AIM
Exact repetition of every entry is required.

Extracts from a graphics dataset
════════════════════

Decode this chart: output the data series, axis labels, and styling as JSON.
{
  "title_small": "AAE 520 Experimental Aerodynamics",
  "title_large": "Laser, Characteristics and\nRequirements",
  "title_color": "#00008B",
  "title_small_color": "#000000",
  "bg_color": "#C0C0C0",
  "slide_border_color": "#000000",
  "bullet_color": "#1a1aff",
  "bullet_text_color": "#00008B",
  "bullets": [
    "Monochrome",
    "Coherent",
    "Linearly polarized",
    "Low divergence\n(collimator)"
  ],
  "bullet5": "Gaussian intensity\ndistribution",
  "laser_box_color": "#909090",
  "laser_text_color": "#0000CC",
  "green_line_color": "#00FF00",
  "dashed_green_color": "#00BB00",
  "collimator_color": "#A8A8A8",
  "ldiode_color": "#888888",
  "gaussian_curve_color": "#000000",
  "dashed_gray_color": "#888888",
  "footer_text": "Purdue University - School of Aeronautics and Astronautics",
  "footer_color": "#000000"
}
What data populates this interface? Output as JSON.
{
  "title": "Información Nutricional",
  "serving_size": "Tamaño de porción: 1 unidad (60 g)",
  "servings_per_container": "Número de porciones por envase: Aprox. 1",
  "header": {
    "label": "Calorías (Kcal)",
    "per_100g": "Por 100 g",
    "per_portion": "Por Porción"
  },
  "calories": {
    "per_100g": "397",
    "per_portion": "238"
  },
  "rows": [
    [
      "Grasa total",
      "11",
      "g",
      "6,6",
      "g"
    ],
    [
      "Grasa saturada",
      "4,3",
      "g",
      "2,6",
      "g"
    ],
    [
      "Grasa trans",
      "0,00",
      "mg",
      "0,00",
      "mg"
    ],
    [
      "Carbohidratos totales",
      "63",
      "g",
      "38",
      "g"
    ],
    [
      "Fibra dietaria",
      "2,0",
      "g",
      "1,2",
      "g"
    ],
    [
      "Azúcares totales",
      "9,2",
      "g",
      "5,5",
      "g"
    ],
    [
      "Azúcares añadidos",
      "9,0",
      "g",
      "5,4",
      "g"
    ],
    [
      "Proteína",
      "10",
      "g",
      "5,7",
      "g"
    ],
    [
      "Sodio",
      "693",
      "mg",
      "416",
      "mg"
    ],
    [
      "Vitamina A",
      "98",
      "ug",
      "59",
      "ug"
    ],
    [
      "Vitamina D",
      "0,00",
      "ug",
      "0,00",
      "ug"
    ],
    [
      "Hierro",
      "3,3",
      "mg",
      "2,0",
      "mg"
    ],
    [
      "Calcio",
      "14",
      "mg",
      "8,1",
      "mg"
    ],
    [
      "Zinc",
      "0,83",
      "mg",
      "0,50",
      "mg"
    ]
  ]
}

════════════════════

TASK OUTPUT
Decode this chart: output the data series, axis labels, and styling as JSON.
{
  "title_small": "AAE 520 Experimental Aerodynamics",
  "title_large": "Laser, Characteristics and\nRequirements",
  "title_color": "#00008B",
  "title_small_color": "#000000",
  "bg_color": "#C0C0C0",
  "slide_border_color": "#000000",
  "bullet_color": "#1a1aff",
  "bullet_text_color": "#00008B",
  "bullets": [
    "Monochrome",
    "Coherent",
    "Linearly polarized",
    "Low divergence\n(collimator)"
  ],
  "bullet5": "Gaussian intensity\ndistribution",
  "laser_box_color": "#909090",
  "laser_text_color": "#0000CC",
  "green_line_color": "#00FF00",
  "dashed_green_color": "#00BB00",
  "collimator_color": "#A8A8A8",
  "ldiode_color": "#888888",
  "gaussian_curve_color": "#000000",
  "dashed_gray_color": "#888888",
  "footer_text": "Purdue University - School of Aeronautics and Astronautics",
  "footer_color": "#000000"
}
What data populates this interface? Output as JSON.
{
  "title": "Información Nutricional",
  "serving_size": "Tamaño de porción: 1 unidad (60 g)",
  "servings_per_container": "Número de porciones por envase: Aprox. 1",
  "header": {
    "label": "Calorías (Kcal)",
    "per_100g": "Por 100 g",
    "per_portion": "Por Porción"
  },
  "calories": {
    "per_100g": "397",
    "per_portion": "238"
  },
  "rows": [
    [
      "Grasa total",
      "11",
      "g",
      "6,6",
      "g"
    ],
    [
      "Grasa saturada",
      "4,3",
      "g",
      "2,6",
      "g"
    ],
    [
      "Grasa trans",
      "0,00",
      "mg",
      "0,00",
      "mg"
    ],
    [
      "Carbohidratos totales",
      "63",
      "g",
      "38",
      "g"
    ],
    [
      "Fibra dietaria",
      "2,0",
      "g",
      "1,2",
      "g"
    ],
    [
      "Azúcares totales",
      "9,2",
      "g",
      "5,5",
      "g"
    ],
    [
      "Azúcares añadidos",
      "9,0",
      "g",
      "5,4",
      "g"
    ],
    [
      "Proteína",
      "10",
      "g",
      "5,7",
      "g"
    ],
    [
      "Sodio",
      "693",
      "mg",
      "416",
      "mg"
    ],
    [
      "Vitamina A",
      "98",
      "ug",
      "59",
      "ug"
    ],
    [
      "Vitamina D",
      "0,00",
      "ug",
      "0,00",
      "ug"
    ],
    [
      "Hierro",
      "3,3",
      "mg",
      "2,0",
      "mg"
    ],
    [
      "Calcio",
      "14",
      "mg",
      "8,1",
      "mg"
    ],
    [
      "Zinc",
      "0,83",
      "mg",
      "0,50",
      "mg"
    ]
  ]
}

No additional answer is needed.